TEKSTFRAGMENT:

================

Beantwoording vragen van het lid Wilders over ondertekende belastingverdrag tussen Nederland en Saoedi-Arabië
Graag bied ik u hierbij, mede namens de minister van Economische Zaken en de staatssecretaris van Financiën, de antwoorden aan op de schriftelijke vragen gesteld door het lid Wilders over ondertekende belastingverdag tussen Nederland en Saoedi-Arabië. Deze vragen werden ingezonden op 14 oktober 2008 met kenmerk 2008Z04366/2080902670.
De minister van Buitenlandse Zaken,
Drs. M.J.M. Verhagen
Antwoorden van de heer Verhagen, minister van Buitenlandse Zaken, mede namens mevrouw Van der Hoeven, minister van Economische Zaken en de heer De Jager, staatssecretaris van Financiën, op vragen van het lid Wilders (PVV) over ondertekende belastingverdag tussen Nederland en Saoedi-Arabië.
Vraag 1
Bent u ermee bekend dat Saoedi-Arabië een op de koran en de sharia gebaseerde Wahhabitische theocratie is waar noch vrijheid van meningsuiting, noch vrijheid van religie, noch een onafhankelijk gekozen parlement, noch een onafhankelijke en onpartijdige rechterlijke macht bestaat?

================

OPDRACHT A: Typ de rijen over, beginnend bij de regel met "candle-body <box>130 276 133 284</box>" en eindigend bij de regel met "candle-body <box>88 334 91 347</box>", beide regels inbegrepen.
OPDRACHT B: Schrijf het vervolg van de beantwoording van de Kamervragen over het belastingverdrag met Saoedi-Arabië, direct aansluitend op de laatste zin.

================

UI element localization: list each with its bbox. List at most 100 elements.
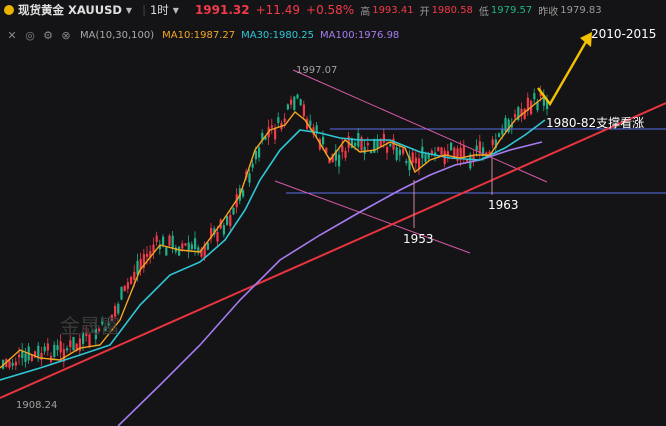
candle-body <box>130 276 133 284</box>
ma100-line <box>117 141 543 426</box>
candle-body <box>542 94 545 106</box>
ma30-line <box>0 119 546 381</box>
prev-close-value: 1979.83 <box>560 4 602 16</box>
candle-body <box>56 345 59 351</box>
chevron-down-icon[interactable]: ▼ <box>125 5 133 15</box>
candle-body <box>408 156 411 171</box>
candle-body <box>62 349 65 362</box>
ma100-value: MA100:1976.98 <box>320 29 400 41</box>
low-value: 1979.57 <box>490 4 533 16</box>
candle-body <box>302 104 305 117</box>
candle-body <box>322 136 325 145</box>
candle-body <box>411 152 414 163</box>
candle-body <box>104 326 107 331</box>
candle-body <box>206 242 209 250</box>
collapse-icon[interactable]: ✕ <box>7 28 17 42</box>
candle-body <box>331 153 334 163</box>
last-price: 1991.32 <box>194 3 250 17</box>
candle-body <box>210 227 213 239</box>
indicator-bar: ✕ ◎ ⚙ ⊗ MA(10,30,100) MA10:1987.27 MA30:… <box>0 26 399 44</box>
candle-body <box>488 151 491 154</box>
candle-body <box>379 138 382 147</box>
candle-body <box>258 147 261 158</box>
candle-body <box>200 248 203 257</box>
candle-body <box>350 138 353 148</box>
candle-body <box>274 128 277 140</box>
ma30-value: MA30:1980.25 <box>241 29 315 41</box>
candle-body <box>171 235 174 249</box>
candle-body <box>91 329 94 332</box>
candle-body <box>382 133 385 143</box>
candle-body <box>136 260 139 275</box>
candle-body <box>242 190 245 197</box>
candle-body <box>59 341 62 353</box>
candle-body <box>187 242 190 252</box>
symbol-title[interactable]: 现货黄金 XAUUSD <box>18 3 122 17</box>
candle-body <box>8 360 11 368</box>
trendline-red <box>0 102 666 399</box>
prev-close-label: 昨收 <box>538 6 559 18</box>
candle-body <box>162 236 165 245</box>
candle-body <box>88 334 91 347</box>
candle-body <box>126 282 129 289</box>
candle-body <box>354 142 357 146</box>
candle-body <box>424 154 427 162</box>
candle-body <box>30 354 33 361</box>
candle-body <box>117 303 120 314</box>
candle-body <box>344 150 347 158</box>
eye-icon[interactable]: ◎ <box>25 28 35 42</box>
candle-body <box>514 114 517 118</box>
candle-body <box>523 108 526 120</box>
gear-icon[interactable]: ⚙ <box>43 28 53 42</box>
timeframe-selector[interactable]: 1时 <box>149 3 169 17</box>
candle-body <box>315 125 318 134</box>
price-change: +11.49 <box>255 3 301 17</box>
candle-body <box>165 247 168 256</box>
high-value: 1993.41 <box>372 4 414 16</box>
candle-body <box>197 247 200 253</box>
candle-body <box>405 160 408 163</box>
candle-body <box>75 343 78 351</box>
candle-body <box>190 244 193 250</box>
candle-body <box>14 361 17 366</box>
candle-body <box>498 133 501 137</box>
low-label: 低 <box>478 6 489 18</box>
candle-body <box>536 101 539 111</box>
candle-body <box>149 251 152 258</box>
candle-body <box>168 235 171 246</box>
candle-body <box>123 285 126 292</box>
gold-coin-icon <box>4 5 14 15</box>
candle-body <box>24 353 27 363</box>
ma10-line <box>0 95 546 369</box>
candle-body <box>325 147 328 153</box>
candle-body <box>363 146 366 154</box>
candle-body <box>504 117 507 132</box>
candle-body <box>546 100 549 110</box>
candle-body <box>510 124 513 128</box>
candle-body <box>277 117 280 123</box>
candle-body <box>395 147 398 160</box>
channel-line-lower <box>274 180 471 254</box>
candle-body <box>226 216 229 225</box>
candle-body <box>78 338 81 351</box>
label-support: 1980-82支撑看涨 <box>546 115 644 130</box>
candle-body <box>494 139 497 148</box>
candle-body <box>376 139 379 149</box>
close-icon[interactable]: ⊗ <box>61 28 71 42</box>
candle-body <box>312 127 315 135</box>
candle-body <box>286 104 289 110</box>
candle-body <box>232 207 235 215</box>
forecast-arrow <box>537 39 589 107</box>
candle-body <box>283 118 286 123</box>
candle-body <box>296 94 299 99</box>
candle-body <box>152 244 155 252</box>
label-1963: 1963 <box>488 198 519 212</box>
timeframe-chevron-down-icon[interactable]: ▼ <box>172 5 179 15</box>
indicator-name[interactable]: MA(10,30,100) <box>80 29 155 41</box>
candle-body <box>101 318 104 325</box>
candle-body <box>120 286 123 300</box>
candle-body <box>181 243 184 249</box>
candle-body <box>434 152 437 156</box>
candle-body <box>414 157 417 164</box>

================

JUISTE ANTWOORD A:
candle-body <box>130 276 133 284</box>
ma100-line <box>117 141 543 426</box>
candle-body <box>542 94 545 106</box>
ma30-line <box>0 119 546 381</box>
prev-close-value: 1979.83 <box>560 4 602 16</box>
candle-body <box>56 345 59 351</box>
chevron-down-icon[interactable]: ▼ <box>125 5 133 15</box>
candle-body <box>408 156 411 171</box>
candle-body <box>62 349 65 362</box>
ma100-value: MA100:1976.98 <box>320 29 400 41</box>
low-value: 1979.57 <box>490 4 533 16</box>
candle-body <box>302 104 305 117</box>
candle-body <box>322 136 325 145</box>
candle-body <box>411 152 414 163</box>
candle-body <box>104 326 107 331</box>
candle-body <box>206 242 209 250</box>
collapse-icon[interactable]: ✕ <box>7 28 17 42</box>
candle-body <box>331 153 334 163</box>
last-price: 1991.32 <box>194 3 250 17</box>
candle-body <box>210 227 213 239</box>
indicator-bar: ✕ ◎ ⚙ ⊗ MA(10,30,100) MA10:1987.27 MA30:… <box>0 26 399 44</box>
candle-body <box>488 151 491 154</box>
candle-body <box>379 138 382 147</box>
candle-body <box>258 147 261 158</box>
candle-body <box>200 248 203 257</box>
candle-body <box>350 138 353 148</box>
candle-body <box>274 128 277 140</box>
ma30-value: MA30:1980.25 <box>241 29 315 41</box>
candle-body <box>171 235 174 249</box>
candle-body <box>91 329 94 332</box>
candle-body <box>382 133 385 143</box>
candle-body <box>136 260 139 275</box>
candle-body <box>242 190 245 197</box>
candle-body <box>59 341 62 353</box>
candle-body <box>187 242 190 252</box>
symbol-title[interactable]: 现货黄金 XAUUSD <box>18 3 122 17</box>
candle-body <box>8 360 11 368</box>
trendline-red <box>0 102 666 399</box>
prev-close-label: 昨收 <box>538 6 559 18</box>
candle-body <box>162 236 165 245</box>
candle-body <box>88 334 91 347</box>

JUISTE ANTWOORD B:
Vraag 2
Bent u ermee bekend dat in Saoedi-Arabië mannen en vrouwen niet gelijkwaardig zijn, homoseksuele handelingen strafbaar zijn gesteld en dat op afvalligheid de doodstraf staat?
Vraag 3
Bent u ermee bekend dat Saoedi-Arabië jaarlijks tientallen executies uitvoert waarbij de doodstraf geschiedt door middel van onthoofding?
Vraag 4
Bent u ermee bekend dat Saoedi-Arabië aan zelfs kinderen de doodstraf oplegt?
Antwoord
De Nederlandse regering maakt zich zorgen over de mensenrechtensituatie in Saoedi-Arabië. Er zijn tekortkomingen op het gebied van positie van de vrouw, vrijheid van godsdienst en levensbeschouwing, kinderrechten, eerlijke rechtspraak en rechten van gevangenen. De toepassing van de doodstraf is gebaseerd op de islamitische wetgeving zoals vastgelegd in de ‘sha’ria’. Deze zorgen worden in het kader van de mensenrechtendialoog met Saoedi-Arabië besproken en Nederland ondersteunt initiatieven ter verbetering van de mensenrechten in Saoedi-Arabië.
Vraag 5
Het bovenstaande overziende, deelt u de mening dat het door de minister van Economische Zaken ondertekende belastingverdrag tussen Nederland en Saoedi-Arabië 1) door de papierversnipperaar moet worden gehaald? Zo neen, waarom niet?
Vraag 6
Het bovenstaande overziende, deelt u de mening dat de Nederlandse betrekkingen met deze Wahhabitische dictatoriale schurken en Mohammed-aanbidders op een zo laag mogelijk pitje moeten worden gezet? Zo neen, waarom niet?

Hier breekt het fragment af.